DATA ROWS
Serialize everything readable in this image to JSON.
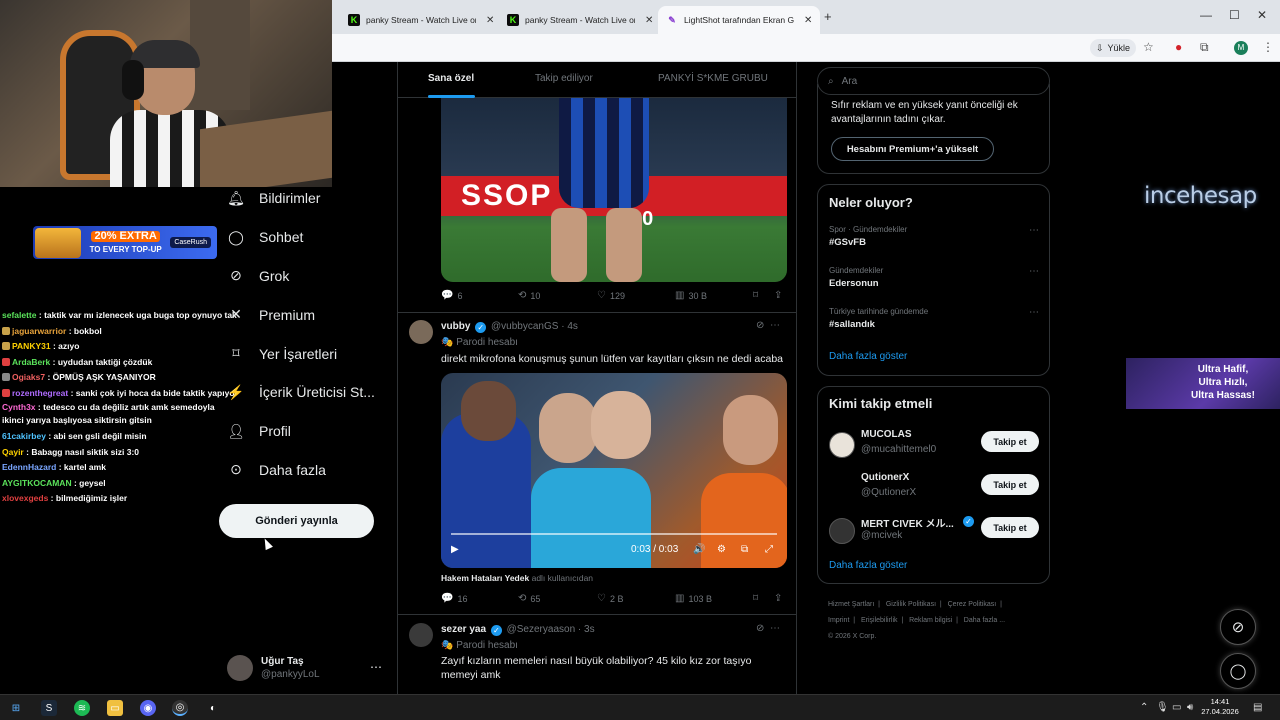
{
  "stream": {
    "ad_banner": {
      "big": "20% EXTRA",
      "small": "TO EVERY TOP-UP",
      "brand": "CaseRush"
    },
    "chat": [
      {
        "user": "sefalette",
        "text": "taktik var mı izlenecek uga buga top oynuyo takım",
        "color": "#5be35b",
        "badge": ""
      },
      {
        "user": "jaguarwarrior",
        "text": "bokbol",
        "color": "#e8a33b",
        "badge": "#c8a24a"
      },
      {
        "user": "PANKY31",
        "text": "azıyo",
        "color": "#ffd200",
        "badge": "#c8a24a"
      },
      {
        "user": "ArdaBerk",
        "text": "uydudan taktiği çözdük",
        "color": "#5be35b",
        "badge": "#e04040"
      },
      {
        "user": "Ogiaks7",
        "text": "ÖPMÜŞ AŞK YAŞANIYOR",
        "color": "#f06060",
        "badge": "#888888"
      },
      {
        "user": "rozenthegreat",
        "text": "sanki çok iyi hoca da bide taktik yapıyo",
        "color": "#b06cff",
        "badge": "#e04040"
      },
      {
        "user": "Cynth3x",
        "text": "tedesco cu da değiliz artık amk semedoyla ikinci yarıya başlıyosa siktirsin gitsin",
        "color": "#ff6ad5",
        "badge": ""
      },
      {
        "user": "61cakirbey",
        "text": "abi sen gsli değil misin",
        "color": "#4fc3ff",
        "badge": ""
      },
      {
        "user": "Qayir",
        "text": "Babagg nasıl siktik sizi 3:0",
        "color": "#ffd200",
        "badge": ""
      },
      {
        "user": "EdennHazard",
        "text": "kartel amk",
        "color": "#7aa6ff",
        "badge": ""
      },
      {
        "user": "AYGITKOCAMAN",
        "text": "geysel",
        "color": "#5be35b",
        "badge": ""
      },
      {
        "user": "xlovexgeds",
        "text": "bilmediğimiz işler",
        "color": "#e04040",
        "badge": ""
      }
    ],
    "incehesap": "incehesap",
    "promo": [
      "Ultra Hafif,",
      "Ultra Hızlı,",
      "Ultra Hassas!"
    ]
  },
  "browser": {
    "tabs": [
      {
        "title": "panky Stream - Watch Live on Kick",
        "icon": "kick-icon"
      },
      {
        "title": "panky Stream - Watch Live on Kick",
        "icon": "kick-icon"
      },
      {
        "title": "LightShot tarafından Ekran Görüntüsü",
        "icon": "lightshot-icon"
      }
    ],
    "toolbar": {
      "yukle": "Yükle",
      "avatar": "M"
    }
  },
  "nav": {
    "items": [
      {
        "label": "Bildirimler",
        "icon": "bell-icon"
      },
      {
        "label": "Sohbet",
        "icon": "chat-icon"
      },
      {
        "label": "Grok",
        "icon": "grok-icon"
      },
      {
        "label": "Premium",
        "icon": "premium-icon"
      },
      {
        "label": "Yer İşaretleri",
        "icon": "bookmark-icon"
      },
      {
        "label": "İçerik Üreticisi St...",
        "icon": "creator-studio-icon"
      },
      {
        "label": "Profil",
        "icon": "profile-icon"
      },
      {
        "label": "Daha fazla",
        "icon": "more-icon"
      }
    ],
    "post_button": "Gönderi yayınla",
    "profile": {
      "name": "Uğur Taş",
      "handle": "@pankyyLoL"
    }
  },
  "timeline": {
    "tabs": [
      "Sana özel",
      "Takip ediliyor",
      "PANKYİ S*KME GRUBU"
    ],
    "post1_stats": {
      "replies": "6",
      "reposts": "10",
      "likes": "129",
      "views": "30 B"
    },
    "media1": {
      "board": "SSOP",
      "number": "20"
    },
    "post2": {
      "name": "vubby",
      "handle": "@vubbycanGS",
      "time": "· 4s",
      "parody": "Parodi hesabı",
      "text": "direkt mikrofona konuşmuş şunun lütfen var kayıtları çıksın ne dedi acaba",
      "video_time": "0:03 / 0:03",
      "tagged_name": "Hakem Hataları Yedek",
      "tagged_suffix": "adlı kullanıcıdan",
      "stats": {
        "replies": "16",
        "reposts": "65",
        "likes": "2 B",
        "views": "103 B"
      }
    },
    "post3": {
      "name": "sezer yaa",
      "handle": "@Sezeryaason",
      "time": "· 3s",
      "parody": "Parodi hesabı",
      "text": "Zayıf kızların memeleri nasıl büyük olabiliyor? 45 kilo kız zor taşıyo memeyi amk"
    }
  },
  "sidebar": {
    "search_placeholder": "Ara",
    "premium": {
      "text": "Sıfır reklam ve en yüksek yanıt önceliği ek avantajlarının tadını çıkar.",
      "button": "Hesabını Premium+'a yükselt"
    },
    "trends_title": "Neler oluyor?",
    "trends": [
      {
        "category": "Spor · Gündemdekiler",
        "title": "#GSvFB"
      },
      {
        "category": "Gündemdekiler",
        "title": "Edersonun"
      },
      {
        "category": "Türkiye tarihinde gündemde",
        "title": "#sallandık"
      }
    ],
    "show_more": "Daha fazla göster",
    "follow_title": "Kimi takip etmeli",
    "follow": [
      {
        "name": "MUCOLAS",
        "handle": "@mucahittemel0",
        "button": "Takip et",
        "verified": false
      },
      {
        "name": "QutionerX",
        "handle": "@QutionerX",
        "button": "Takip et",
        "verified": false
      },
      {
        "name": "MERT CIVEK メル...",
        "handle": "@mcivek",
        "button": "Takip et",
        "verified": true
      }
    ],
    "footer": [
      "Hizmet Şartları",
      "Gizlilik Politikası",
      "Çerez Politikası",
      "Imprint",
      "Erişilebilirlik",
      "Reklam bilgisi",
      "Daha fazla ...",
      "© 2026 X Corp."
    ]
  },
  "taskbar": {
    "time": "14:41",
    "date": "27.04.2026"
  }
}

TASK
Print each record exactly as it stands, leaving the images out.

FINISHED ANSWER
Serialize everything readable in this image to JSON.
{
  "stream": {
    "ad_banner": {
      "big": "20% EXTRA",
      "small": "TO EVERY TOP-UP",
      "brand": "CaseRush"
    },
    "chat": [
      {
        "user": "sefalette",
        "text": "taktik var mı izlenecek uga buga top oynuyo takım",
        "color": "#5be35b",
        "badge": ""
      },
      {
        "user": "jaguarwarrior",
        "text": "bokbol",
        "color": "#e8a33b",
        "badge": "#c8a24a"
      },
      {
        "user": "PANKY31",
        "text": "azıyo",
        "color": "#ffd200",
        "badge": "#c8a24a"
      },
      {
        "user": "ArdaBerk",
        "text": "uydudan taktiği çözdük",
        "color": "#5be35b",
        "badge": "#e04040"
      },
      {
        "user": "Ogiaks7",
        "text": "ÖPMÜŞ AŞK YAŞANIYOR",
        "color": "#f06060",
        "badge": "#888888"
      },
      {
        "user": "rozenthegreat",
        "text": "sanki çok iyi hoca da bide taktik yapıyo",
        "color": "#b06cff",
        "badge": "#e04040"
      },
      {
        "user": "Cynth3x",
        "text": "tedesco cu da değiliz artık amk semedoyla ikinci yarıya başlıyosa siktirsin gitsin",
        "color": "#ff6ad5",
        "badge": ""
      },
      {
        "user": "61cakirbey",
        "text": "abi sen gsli değil misin",
        "color": "#4fc3ff",
        "badge": ""
      },
      {
        "user": "Qayir",
        "text": "Babagg nasıl siktik sizi 3:0",
        "color": "#ffd200",
        "badge": ""
      },
      {
        "user": "EdennHazard",
        "text": "kartel amk",
        "color": "#7aa6ff",
        "badge": ""
      },
      {
        "user": "AYGITKOCAMAN",
        "text": "geysel",
        "color": "#5be35b",
        "badge": ""
      },
      {
        "user": "xlovexgeds",
        "text": "bilmediğimiz işler",
        "color": "#e04040",
        "badge": ""
      }
    ],
    "incehesap": "incehesap",
    "promo": [
      "Ultra Hafif,",
      "Ultra Hızlı,",
      "Ultra Hassas!"
    ]
  },
  "browser": {
    "tabs": [
      {
        "title": "panky Stream - Watch Live on Kick",
        "icon": "kick-icon"
      },
      {
        "title": "panky Stream - Watch Live on Kick",
        "icon": "kick-icon"
      },
      {
        "title": "LightShot tarafından Ekran Görüntüsü",
        "icon": "lightshot-icon"
      }
    ],
    "toolbar": {
      "yukle": "Yükle",
      "avatar": "M"
    }
  },
  "nav": {
    "items": [
      {
        "label": "Bildirimler",
        "icon": "bell-icon"
      },
      {
        "label": "Sohbet",
        "icon": "chat-icon"
      },
      {
        "label": "Grok",
        "icon": "grok-icon"
      },
      {
        "label": "Premium",
        "icon": "premium-icon"
      },
      {
        "label": "Yer İşaretleri",
        "icon": "bookmark-icon"
      },
      {
        "label": "İçerik Üreticisi St...",
        "icon": "creator-studio-icon"
      },
      {
        "label": "Profil",
        "icon": "profile-icon"
      },
      {
        "label": "Daha fazla",
        "icon": "more-icon"
      }
    ],
    "post_button": "Gönderi yayınla",
    "profile": {
      "name": "Uğur Taş",
      "handle": "@pankyyLoL"
    }
  },
  "timeline": {
    "tabs": [
      "Sana özel",
      "Takip ediliyor",
      "PANKYİ S*KME GRUBU"
    ],
    "post1_stats": {
      "replies": "6",
      "reposts": "10",
      "likes": "129",
      "views": "30 B"
    },
    "media1": {
      "board": "SSOP",
      "number": "20"
    },
    "post2": {
      "name": "vubby",
      "handle": "@vubbycanGS",
      "time": "· 4s",
      "parody": "Parodi hesabı",
      "text": "direkt mikrofona konuşmuş şunun lütfen var kayıtları çıksın ne dedi acaba",
      "video_time": "0:03 / 0:03",
      "tagged_name": "Hakem Hataları Yedek",
      "tagged_suffix": "adlı kullanıcıdan",
      "stats": {
        "replies": "16",
        "reposts": "65",
        "likes": "2 B",
        "views": "103 B"
      }
    },
    "post3": {
      "name": "sezer yaa",
      "handle": "@Sezeryaason",
      "time": "· 3s",
      "parody": "Parodi hesabı",
      "text": "Zayıf kızların memeleri nasıl büyük olabiliyor? 45 kilo kız zor taşıyo memeyi amk"
    }
  },
  "sidebar": {
    "search_placeholder": "Ara",
    "premium": {
      "text": "Sıfır reklam ve en yüksek yanıt önceliği ek avantajlarının tadını çıkar.",
      "button": "Hesabını Premium+'a yükselt"
    },
    "trends_title": "Neler oluyor?",
    "trends": [
      {
        "category": "Spor · Gündemdekiler",
        "title": "#GSvFB"
      },
      {
        "category": "Gündemdekiler",
        "title": "Edersonun"
      },
      {
        "category": "Türkiye tarihinde gündemde",
        "title": "#sallandık"
      }
    ],
    "show_more": "Daha fazla göster",
    "follow_title": "Kimi takip etmeli",
    "follow": [
      {
        "name": "MUCOLAS",
        "handle": "@mucahittemel0",
        "button": "Takip et",
        "verified": false
      },
      {
        "name": "QutionerX",
        "handle": "@QutionerX",
        "button": "Takip et",
        "verified": false
      },
      {
        "name": "MERT CIVEK メル...",
        "handle": "@mcivek",
        "button": "Takip et",
        "verified": true
      }
    ],
    "footer": [
      "Hizmet Şartları",
      "Gizlilik Politikası",
      "Çerez Politikası",
      "Imprint",
      "Erişilebilirlik",
      "Reklam bilgisi",
      "Daha fazla ...",
      "© 2026 X Corp."
    ]
  },
  "taskbar": {
    "time": "14:41",
    "date": "27.04.2026"
  }
}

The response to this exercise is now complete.